= What to do =
Reproduce every line of the records below without any changes, but leave out the pictures.

--- Records provided ---

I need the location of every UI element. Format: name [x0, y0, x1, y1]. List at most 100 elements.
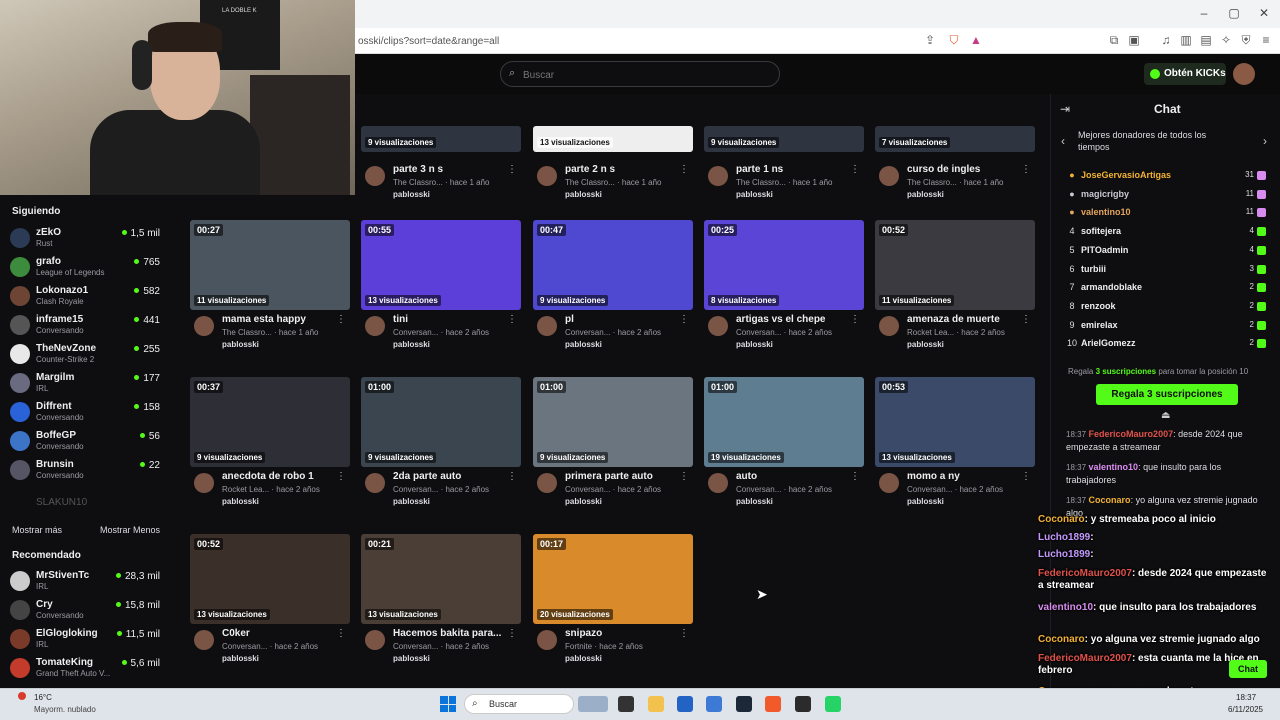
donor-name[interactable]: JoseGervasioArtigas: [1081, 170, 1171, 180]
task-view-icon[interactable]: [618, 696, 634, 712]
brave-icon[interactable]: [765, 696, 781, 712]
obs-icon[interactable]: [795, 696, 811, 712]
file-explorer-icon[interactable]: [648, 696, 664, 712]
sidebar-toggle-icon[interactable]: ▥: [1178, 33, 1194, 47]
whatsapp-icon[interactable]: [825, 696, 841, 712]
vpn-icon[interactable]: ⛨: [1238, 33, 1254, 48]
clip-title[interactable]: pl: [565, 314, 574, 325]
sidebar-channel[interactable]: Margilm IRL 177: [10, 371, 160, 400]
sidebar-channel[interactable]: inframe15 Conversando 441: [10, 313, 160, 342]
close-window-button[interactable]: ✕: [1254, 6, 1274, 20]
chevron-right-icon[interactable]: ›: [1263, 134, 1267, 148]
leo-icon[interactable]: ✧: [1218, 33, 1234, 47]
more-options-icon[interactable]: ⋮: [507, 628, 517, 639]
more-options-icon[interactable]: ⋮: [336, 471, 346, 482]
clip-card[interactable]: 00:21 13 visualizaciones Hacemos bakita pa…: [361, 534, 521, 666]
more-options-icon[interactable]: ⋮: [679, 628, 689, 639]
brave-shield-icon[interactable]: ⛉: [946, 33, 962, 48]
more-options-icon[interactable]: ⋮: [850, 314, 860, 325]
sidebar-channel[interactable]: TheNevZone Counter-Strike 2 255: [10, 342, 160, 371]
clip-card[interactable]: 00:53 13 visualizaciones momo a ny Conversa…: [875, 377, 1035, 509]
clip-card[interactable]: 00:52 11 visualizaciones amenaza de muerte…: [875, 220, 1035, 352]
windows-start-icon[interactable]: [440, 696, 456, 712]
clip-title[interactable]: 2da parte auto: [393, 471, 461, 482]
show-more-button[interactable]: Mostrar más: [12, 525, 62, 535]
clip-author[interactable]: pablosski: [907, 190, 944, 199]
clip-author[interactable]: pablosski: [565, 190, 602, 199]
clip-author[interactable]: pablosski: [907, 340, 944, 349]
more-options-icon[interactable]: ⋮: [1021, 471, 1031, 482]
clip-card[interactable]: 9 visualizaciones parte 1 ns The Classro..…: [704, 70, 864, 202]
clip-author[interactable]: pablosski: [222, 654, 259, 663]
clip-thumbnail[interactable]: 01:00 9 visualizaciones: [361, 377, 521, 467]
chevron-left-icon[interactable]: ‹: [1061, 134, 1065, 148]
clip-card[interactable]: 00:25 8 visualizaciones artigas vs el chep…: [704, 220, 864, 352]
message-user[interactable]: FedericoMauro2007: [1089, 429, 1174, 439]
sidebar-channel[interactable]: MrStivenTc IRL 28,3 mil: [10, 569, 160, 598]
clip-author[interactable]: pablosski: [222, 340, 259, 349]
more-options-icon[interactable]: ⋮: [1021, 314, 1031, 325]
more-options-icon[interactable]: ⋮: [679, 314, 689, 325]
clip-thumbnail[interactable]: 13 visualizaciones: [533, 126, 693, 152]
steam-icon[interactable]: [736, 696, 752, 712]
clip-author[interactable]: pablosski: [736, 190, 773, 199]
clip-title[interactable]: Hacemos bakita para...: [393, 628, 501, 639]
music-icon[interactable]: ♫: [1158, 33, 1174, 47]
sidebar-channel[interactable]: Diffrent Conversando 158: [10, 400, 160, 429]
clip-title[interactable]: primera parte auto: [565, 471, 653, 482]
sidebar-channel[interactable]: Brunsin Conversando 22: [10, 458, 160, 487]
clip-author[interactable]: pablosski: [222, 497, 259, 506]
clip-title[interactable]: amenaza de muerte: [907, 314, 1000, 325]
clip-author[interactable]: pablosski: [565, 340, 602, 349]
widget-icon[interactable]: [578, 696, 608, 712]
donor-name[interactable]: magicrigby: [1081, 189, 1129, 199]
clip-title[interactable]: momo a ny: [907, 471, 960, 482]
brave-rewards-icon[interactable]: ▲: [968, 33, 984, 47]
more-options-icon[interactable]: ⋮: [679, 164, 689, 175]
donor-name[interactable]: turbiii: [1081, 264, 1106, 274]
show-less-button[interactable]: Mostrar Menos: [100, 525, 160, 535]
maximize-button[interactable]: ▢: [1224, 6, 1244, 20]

---

= Finished answer =
I need the location of every UI element. Format: name [x0, y0, x1, y1]. List at most 100 elements.
donor-name[interactable]: JoseGervasioArtigas: [1081, 170, 1171, 180]
task-view-icon[interactable]: [618, 696, 634, 712]
brave-icon[interactable]: [765, 696, 781, 712]
obs-icon[interactable]: [795, 696, 811, 712]
file-explorer-icon[interactable]: [648, 696, 664, 712]
sidebar-toggle-icon[interactable]: ▥: [1178, 33, 1194, 47]
whatsapp-icon[interactable]: [825, 696, 841, 712]
vpn-icon[interactable]: ⛨: [1238, 33, 1254, 48]
clip-title[interactable]: pl: [565, 314, 574, 325]
sidebar-channel[interactable]: Margilm IRL 177: [10, 371, 160, 400]
sidebar-channel[interactable]: inframe15 Conversando 441: [10, 313, 160, 342]
close-window-button[interactable]: ✕: [1254, 6, 1274, 20]
chevron-right-icon[interactable]: ›: [1263, 134, 1267, 148]
leo-icon[interactable]: ✧: [1218, 33, 1234, 47]
more-options-icon[interactable]: ⋮: [507, 628, 517, 639]
more-options-icon[interactable]: ⋮: [336, 471, 346, 482]
clip-card[interactable]: 00:21 13 visualizaciones Hacemos bakita pa…: [361, 534, 521, 666]
more-options-icon[interactable]: ⋮: [679, 628, 689, 639]
brave-shield-icon[interactable]: ⛉: [946, 33, 962, 48]
more-options-icon[interactable]: ⋮: [850, 314, 860, 325]
sidebar-channel[interactable]: TheNevZone Counter-Strike 2 255: [10, 342, 160, 371]
clip-card[interactable]: 00:53 13 visualizaciones momo a ny Conversa…: [875, 377, 1035, 509]
clip-card[interactable]: 00:52 11 visualizaciones amenaza de muerte…: [875, 220, 1035, 352]
windows-start-icon[interactable]: [440, 696, 456, 712]
clip-title[interactable]: 2da parte auto: [393, 471, 461, 482]
show-more-button[interactable]: Mostrar más: [12, 525, 62, 535]
clip-author[interactable]: pablosski: [907, 190, 944, 199]
clip-author[interactable]: pablosski: [565, 190, 602, 199]
clip-author[interactable]: pablosski: [907, 340, 944, 349]
more-options-icon[interactable]: ⋮: [1021, 471, 1031, 482]
clip-card[interactable]: 9 visualizaciones parte 1 ns The Classro..…: [704, 70, 864, 202]
clip-author[interactable]: pablosski: [222, 654, 259, 663]
clip-thumbnail[interactable]: 01:00 9 visualizaciones: [361, 377, 521, 467]
chevron-left-icon[interactable]: ‹: [1061, 134, 1065, 148]
clip-card[interactable]: 00:25 8 visualizaciones artigas vs el chep…: [704, 220, 864, 352]
message-user[interactable]: FedericoMauro2007: [1089, 429, 1174, 439]
sidebar-channel[interactable]: MrStivenTc IRL 28,3 mil: [10, 569, 160, 598]
clip-author[interactable]: pablosski: [222, 340, 259, 349]
more-options-icon[interactable]: ⋮: [1021, 314, 1031, 325]
more-options-icon[interactable]: ⋮: [679, 314, 689, 325]
clip-thumbnail[interactable]: 13 visualizaciones: [533, 126, 693, 152]
steam-icon[interactable]: [736, 696, 752, 712]
clip-author[interactable]: pablosski: [736, 190, 773, 199]
clip-title[interactable]: Hacemos bakita para...: [393, 628, 501, 639]
music-icon[interactable]: ♫: [1158, 33, 1174, 47]
sidebar-channel[interactable]: Diffrent Conversando 158: [10, 400, 160, 429]
clip-title[interactable]: primera parte auto: [565, 471, 653, 482]
sidebar-channel[interactable]: Brunsin Conversando 22: [10, 458, 160, 487]
clip-author[interactable]: pablosski: [222, 497, 259, 506]
clip-title[interactable]: amenaza de muerte: [907, 314, 1000, 325]
clip-author[interactable]: pablosski: [565, 340, 602, 349]
widget-icon[interactable]: [578, 696, 608, 712]
donor-name[interactable]: magicrigby: [1081, 189, 1129, 199]
clip-title[interactable]: momo a ny: [907, 471, 960, 482]
brave-rewards-icon[interactable]: ▲: [968, 33, 984, 47]
more-options-icon[interactable]: ⋮: [679, 164, 689, 175]
donor-name[interactable]: turbiii: [1081, 264, 1106, 274]
show-less-button[interactable]: Mostrar Menos: [100, 525, 160, 535]
maximize-button[interactable]: ▢: [1224, 6, 1244, 20]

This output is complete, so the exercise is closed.